(EXERCISE OBJECTIVE): Leave out any pictures and transcribe all other data below exactly.

(RECORDS PROVIDED):
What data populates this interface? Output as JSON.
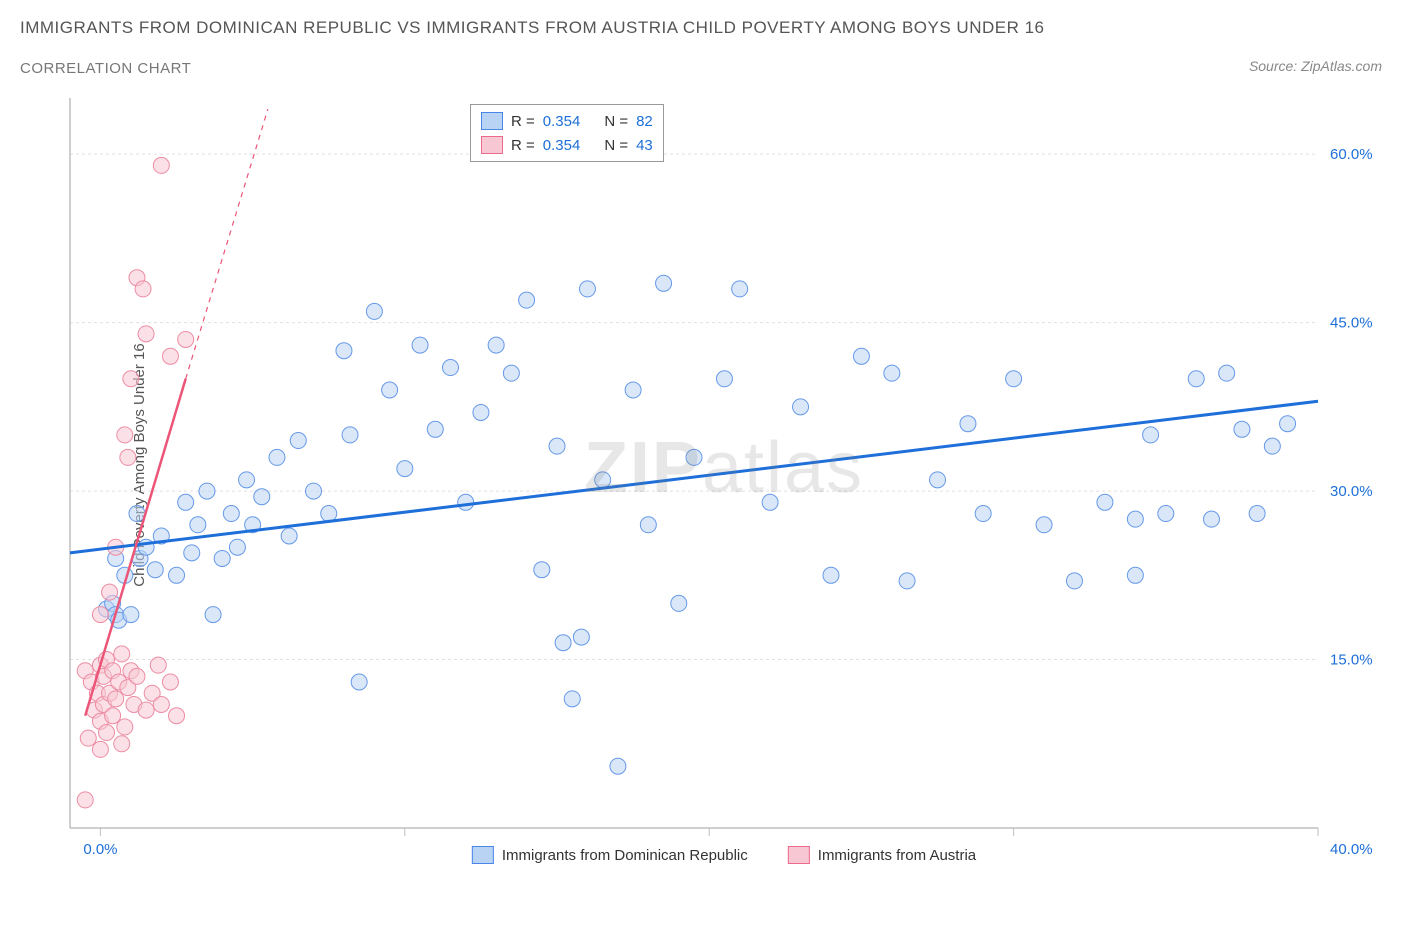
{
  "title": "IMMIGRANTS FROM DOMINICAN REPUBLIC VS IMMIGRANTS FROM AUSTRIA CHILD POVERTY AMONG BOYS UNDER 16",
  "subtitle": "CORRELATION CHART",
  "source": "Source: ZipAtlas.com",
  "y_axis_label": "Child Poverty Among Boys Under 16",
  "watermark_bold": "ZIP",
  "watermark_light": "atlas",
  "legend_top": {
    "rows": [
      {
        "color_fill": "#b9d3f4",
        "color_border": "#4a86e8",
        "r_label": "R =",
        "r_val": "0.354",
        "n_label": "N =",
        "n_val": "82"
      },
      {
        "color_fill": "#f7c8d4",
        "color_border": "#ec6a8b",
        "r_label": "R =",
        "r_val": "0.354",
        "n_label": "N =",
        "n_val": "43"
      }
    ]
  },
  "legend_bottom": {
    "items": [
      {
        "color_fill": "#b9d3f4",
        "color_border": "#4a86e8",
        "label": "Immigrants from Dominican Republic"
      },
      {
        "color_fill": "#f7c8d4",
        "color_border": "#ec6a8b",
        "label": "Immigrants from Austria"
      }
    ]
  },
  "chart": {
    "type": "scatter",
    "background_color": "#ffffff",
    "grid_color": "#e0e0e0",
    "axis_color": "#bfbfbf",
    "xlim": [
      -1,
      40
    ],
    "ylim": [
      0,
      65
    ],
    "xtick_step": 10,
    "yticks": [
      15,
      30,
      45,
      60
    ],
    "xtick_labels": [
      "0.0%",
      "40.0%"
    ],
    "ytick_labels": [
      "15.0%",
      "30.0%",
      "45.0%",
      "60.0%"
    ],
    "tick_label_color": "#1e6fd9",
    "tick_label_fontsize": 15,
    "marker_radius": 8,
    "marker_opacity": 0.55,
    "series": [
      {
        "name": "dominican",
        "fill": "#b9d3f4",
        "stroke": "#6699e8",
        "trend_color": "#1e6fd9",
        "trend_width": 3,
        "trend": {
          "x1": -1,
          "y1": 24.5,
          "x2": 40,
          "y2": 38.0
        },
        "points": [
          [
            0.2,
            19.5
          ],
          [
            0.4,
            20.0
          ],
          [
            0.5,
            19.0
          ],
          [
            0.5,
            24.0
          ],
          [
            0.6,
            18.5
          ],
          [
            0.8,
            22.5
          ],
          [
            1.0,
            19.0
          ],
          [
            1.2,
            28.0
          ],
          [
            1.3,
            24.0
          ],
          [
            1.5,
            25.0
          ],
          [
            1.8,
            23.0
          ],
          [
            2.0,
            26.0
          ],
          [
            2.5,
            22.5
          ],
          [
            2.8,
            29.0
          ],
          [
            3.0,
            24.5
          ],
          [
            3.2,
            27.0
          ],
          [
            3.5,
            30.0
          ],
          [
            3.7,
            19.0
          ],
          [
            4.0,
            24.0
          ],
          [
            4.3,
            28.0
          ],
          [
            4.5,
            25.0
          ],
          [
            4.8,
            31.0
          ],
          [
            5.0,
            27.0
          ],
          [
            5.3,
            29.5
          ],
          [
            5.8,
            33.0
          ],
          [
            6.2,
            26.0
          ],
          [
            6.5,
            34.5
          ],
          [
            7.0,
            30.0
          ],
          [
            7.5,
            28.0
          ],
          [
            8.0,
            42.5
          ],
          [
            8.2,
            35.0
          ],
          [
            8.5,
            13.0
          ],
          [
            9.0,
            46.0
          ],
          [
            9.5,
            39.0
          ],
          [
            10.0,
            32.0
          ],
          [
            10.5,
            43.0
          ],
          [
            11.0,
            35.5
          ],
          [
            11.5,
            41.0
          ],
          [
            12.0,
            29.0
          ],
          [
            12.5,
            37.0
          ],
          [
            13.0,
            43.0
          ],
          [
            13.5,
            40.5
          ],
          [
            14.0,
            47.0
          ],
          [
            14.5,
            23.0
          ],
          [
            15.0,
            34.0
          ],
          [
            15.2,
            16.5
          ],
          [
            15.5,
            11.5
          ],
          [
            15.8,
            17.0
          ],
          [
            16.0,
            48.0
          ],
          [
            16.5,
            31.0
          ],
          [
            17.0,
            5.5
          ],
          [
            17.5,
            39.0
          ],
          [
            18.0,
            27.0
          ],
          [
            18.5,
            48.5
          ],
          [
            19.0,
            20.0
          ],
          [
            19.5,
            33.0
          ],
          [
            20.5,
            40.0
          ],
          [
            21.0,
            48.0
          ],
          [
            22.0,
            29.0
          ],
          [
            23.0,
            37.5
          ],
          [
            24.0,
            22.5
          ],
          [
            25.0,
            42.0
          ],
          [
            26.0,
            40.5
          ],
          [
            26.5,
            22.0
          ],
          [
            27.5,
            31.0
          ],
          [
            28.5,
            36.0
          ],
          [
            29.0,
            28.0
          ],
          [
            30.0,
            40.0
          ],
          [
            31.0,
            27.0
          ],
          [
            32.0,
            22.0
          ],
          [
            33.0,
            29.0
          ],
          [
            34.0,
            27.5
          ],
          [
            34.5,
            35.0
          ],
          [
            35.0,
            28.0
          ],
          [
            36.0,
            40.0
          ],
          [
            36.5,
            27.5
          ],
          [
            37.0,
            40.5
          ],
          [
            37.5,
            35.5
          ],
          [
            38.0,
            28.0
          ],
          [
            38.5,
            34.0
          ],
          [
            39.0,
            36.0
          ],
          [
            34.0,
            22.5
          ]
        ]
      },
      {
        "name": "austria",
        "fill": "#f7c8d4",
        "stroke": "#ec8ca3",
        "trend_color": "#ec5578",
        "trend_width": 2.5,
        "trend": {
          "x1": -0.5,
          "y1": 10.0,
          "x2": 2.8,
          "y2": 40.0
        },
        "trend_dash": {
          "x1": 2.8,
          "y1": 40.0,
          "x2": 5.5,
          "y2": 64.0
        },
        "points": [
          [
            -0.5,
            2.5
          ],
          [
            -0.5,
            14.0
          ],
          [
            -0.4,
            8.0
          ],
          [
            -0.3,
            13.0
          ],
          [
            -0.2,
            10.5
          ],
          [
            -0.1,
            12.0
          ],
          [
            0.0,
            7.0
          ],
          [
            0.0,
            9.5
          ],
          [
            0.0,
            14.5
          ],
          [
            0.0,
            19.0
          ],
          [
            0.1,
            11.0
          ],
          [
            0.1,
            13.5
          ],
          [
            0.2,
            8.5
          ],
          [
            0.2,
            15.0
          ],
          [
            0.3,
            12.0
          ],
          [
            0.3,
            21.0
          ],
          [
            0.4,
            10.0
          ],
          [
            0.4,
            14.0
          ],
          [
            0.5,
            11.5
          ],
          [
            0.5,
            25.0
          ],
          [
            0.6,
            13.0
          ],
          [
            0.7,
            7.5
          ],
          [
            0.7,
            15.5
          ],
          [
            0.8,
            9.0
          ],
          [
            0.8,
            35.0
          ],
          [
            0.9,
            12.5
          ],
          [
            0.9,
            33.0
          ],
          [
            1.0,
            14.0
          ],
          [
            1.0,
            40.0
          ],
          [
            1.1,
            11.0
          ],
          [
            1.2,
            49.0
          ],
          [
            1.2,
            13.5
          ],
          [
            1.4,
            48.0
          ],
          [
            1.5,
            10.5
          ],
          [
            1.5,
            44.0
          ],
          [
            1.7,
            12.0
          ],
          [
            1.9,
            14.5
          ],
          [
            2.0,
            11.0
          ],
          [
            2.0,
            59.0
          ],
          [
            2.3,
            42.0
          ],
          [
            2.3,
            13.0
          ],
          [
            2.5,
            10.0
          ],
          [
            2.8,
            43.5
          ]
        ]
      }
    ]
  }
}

(OUTPUT OF THE TASK):
What data populates this interface? Output as JSON.
{
  "title": "IMMIGRANTS FROM DOMINICAN REPUBLIC VS IMMIGRANTS FROM AUSTRIA CHILD POVERTY AMONG BOYS UNDER 16",
  "subtitle": "CORRELATION CHART",
  "source": "Source: ZipAtlas.com",
  "y_axis_label": "Child Poverty Among Boys Under 16",
  "watermark_bold": "ZIP",
  "watermark_light": "atlas",
  "legend_top": {
    "rows": [
      {
        "color_fill": "#b9d3f4",
        "color_border": "#4a86e8",
        "r_label": "R =",
        "r_val": "0.354",
        "n_label": "N =",
        "n_val": "82"
      },
      {
        "color_fill": "#f7c8d4",
        "color_border": "#ec6a8b",
        "r_label": "R =",
        "r_val": "0.354",
        "n_label": "N =",
        "n_val": "43"
      }
    ]
  },
  "legend_bottom": {
    "items": [
      {
        "color_fill": "#b9d3f4",
        "color_border": "#4a86e8",
        "label": "Immigrants from Dominican Republic"
      },
      {
        "color_fill": "#f7c8d4",
        "color_border": "#ec6a8b",
        "label": "Immigrants from Austria"
      }
    ]
  },
  "chart": {
    "type": "scatter",
    "background_color": "#ffffff",
    "grid_color": "#e0e0e0",
    "axis_color": "#bfbfbf",
    "xlim": [
      -1,
      40
    ],
    "ylim": [
      0,
      65
    ],
    "xtick_step": 10,
    "yticks": [
      15,
      30,
      45,
      60
    ],
    "xtick_labels": [
      "0.0%",
      "40.0%"
    ],
    "ytick_labels": [
      "15.0%",
      "30.0%",
      "45.0%",
      "60.0%"
    ],
    "tick_label_color": "#1e6fd9",
    "tick_label_fontsize": 15,
    "marker_radius": 8,
    "marker_opacity": 0.55,
    "series": [
      {
        "name": "dominican",
        "fill": "#b9d3f4",
        "stroke": "#6699e8",
        "trend_color": "#1e6fd9",
        "trend_width": 3,
        "trend": {
          "x1": -1,
          "y1": 24.5,
          "x2": 40,
          "y2": 38.0
        },
        "points": [
          [
            0.2,
            19.5
          ],
          [
            0.4,
            20.0
          ],
          [
            0.5,
            19.0
          ],
          [
            0.5,
            24.0
          ],
          [
            0.6,
            18.5
          ],
          [
            0.8,
            22.5
          ],
          [
            1.0,
            19.0
          ],
          [
            1.2,
            28.0
          ],
          [
            1.3,
            24.0
          ],
          [
            1.5,
            25.0
          ],
          [
            1.8,
            23.0
          ],
          [
            2.0,
            26.0
          ],
          [
            2.5,
            22.5
          ],
          [
            2.8,
            29.0
          ],
          [
            3.0,
            24.5
          ],
          [
            3.2,
            27.0
          ],
          [
            3.5,
            30.0
          ],
          [
            3.7,
            19.0
          ],
          [
            4.0,
            24.0
          ],
          [
            4.3,
            28.0
          ],
          [
            4.5,
            25.0
          ],
          [
            4.8,
            31.0
          ],
          [
            5.0,
            27.0
          ],
          [
            5.3,
            29.5
          ],
          [
            5.8,
            33.0
          ],
          [
            6.2,
            26.0
          ],
          [
            6.5,
            34.5
          ],
          [
            7.0,
            30.0
          ],
          [
            7.5,
            28.0
          ],
          [
            8.0,
            42.5
          ],
          [
            8.2,
            35.0
          ],
          [
            8.5,
            13.0
          ],
          [
            9.0,
            46.0
          ],
          [
            9.5,
            39.0
          ],
          [
            10.0,
            32.0
          ],
          [
            10.5,
            43.0
          ],
          [
            11.0,
            35.5
          ],
          [
            11.5,
            41.0
          ],
          [
            12.0,
            29.0
          ],
          [
            12.5,
            37.0
          ],
          [
            13.0,
            43.0
          ],
          [
            13.5,
            40.5
          ],
          [
            14.0,
            47.0
          ],
          [
            14.5,
            23.0
          ],
          [
            15.0,
            34.0
          ],
          [
            15.2,
            16.5
          ],
          [
            15.5,
            11.5
          ],
          [
            15.8,
            17.0
          ],
          [
            16.0,
            48.0
          ],
          [
            16.5,
            31.0
          ],
          [
            17.0,
            5.5
          ],
          [
            17.5,
            39.0
          ],
          [
            18.0,
            27.0
          ],
          [
            18.5,
            48.5
          ],
          [
            19.0,
            20.0
          ],
          [
            19.5,
            33.0
          ],
          [
            20.5,
            40.0
          ],
          [
            21.0,
            48.0
          ],
          [
            22.0,
            29.0
          ],
          [
            23.0,
            37.5
          ],
          [
            24.0,
            22.5
          ],
          [
            25.0,
            42.0
          ],
          [
            26.0,
            40.5
          ],
          [
            26.5,
            22.0
          ],
          [
            27.5,
            31.0
          ],
          [
            28.5,
            36.0
          ],
          [
            29.0,
            28.0
          ],
          [
            30.0,
            40.0
          ],
          [
            31.0,
            27.0
          ],
          [
            32.0,
            22.0
          ],
          [
            33.0,
            29.0
          ],
          [
            34.0,
            27.5
          ],
          [
            34.5,
            35.0
          ],
          [
            35.0,
            28.0
          ],
          [
            36.0,
            40.0
          ],
          [
            36.5,
            27.5
          ],
          [
            37.0,
            40.5
          ],
          [
            37.5,
            35.5
          ],
          [
            38.0,
            28.0
          ],
          [
            38.5,
            34.0
          ],
          [
            39.0,
            36.0
          ],
          [
            34.0,
            22.5
          ]
        ]
      },
      {
        "name": "austria",
        "fill": "#f7c8d4",
        "stroke": "#ec8ca3",
        "trend_color": "#ec5578",
        "trend_width": 2.5,
        "trend": {
          "x1": -0.5,
          "y1": 10.0,
          "x2": 2.8,
          "y2": 40.0
        },
        "trend_dash": {
          "x1": 2.8,
          "y1": 40.0,
          "x2": 5.5,
          "y2": 64.0
        },
        "points": [
          [
            -0.5,
            2.5
          ],
          [
            -0.5,
            14.0
          ],
          [
            -0.4,
            8.0
          ],
          [
            -0.3,
            13.0
          ],
          [
            -0.2,
            10.5
          ],
          [
            -0.1,
            12.0
          ],
          [
            0.0,
            7.0
          ],
          [
            0.0,
            9.5
          ],
          [
            0.0,
            14.5
          ],
          [
            0.0,
            19.0
          ],
          [
            0.1,
            11.0
          ],
          [
            0.1,
            13.5
          ],
          [
            0.2,
            8.5
          ],
          [
            0.2,
            15.0
          ],
          [
            0.3,
            12.0
          ],
          [
            0.3,
            21.0
          ],
          [
            0.4,
            10.0
          ],
          [
            0.4,
            14.0
          ],
          [
            0.5,
            11.5
          ],
          [
            0.5,
            25.0
          ],
          [
            0.6,
            13.0
          ],
          [
            0.7,
            7.5
          ],
          [
            0.7,
            15.5
          ],
          [
            0.8,
            9.0
          ],
          [
            0.8,
            35.0
          ],
          [
            0.9,
            12.5
          ],
          [
            0.9,
            33.0
          ],
          [
            1.0,
            14.0
          ],
          [
            1.0,
            40.0
          ],
          [
            1.1,
            11.0
          ],
          [
            1.2,
            49.0
          ],
          [
            1.2,
            13.5
          ],
          [
            1.4,
            48.0
          ],
          [
            1.5,
            10.5
          ],
          [
            1.5,
            44.0
          ],
          [
            1.7,
            12.0
          ],
          [
            1.9,
            14.5
          ],
          [
            2.0,
            11.0
          ],
          [
            2.0,
            59.0
          ],
          [
            2.3,
            42.0
          ],
          [
            2.3,
            13.0
          ],
          [
            2.5,
            10.0
          ],
          [
            2.8,
            43.5
          ]
        ]
      }
    ]
  }
}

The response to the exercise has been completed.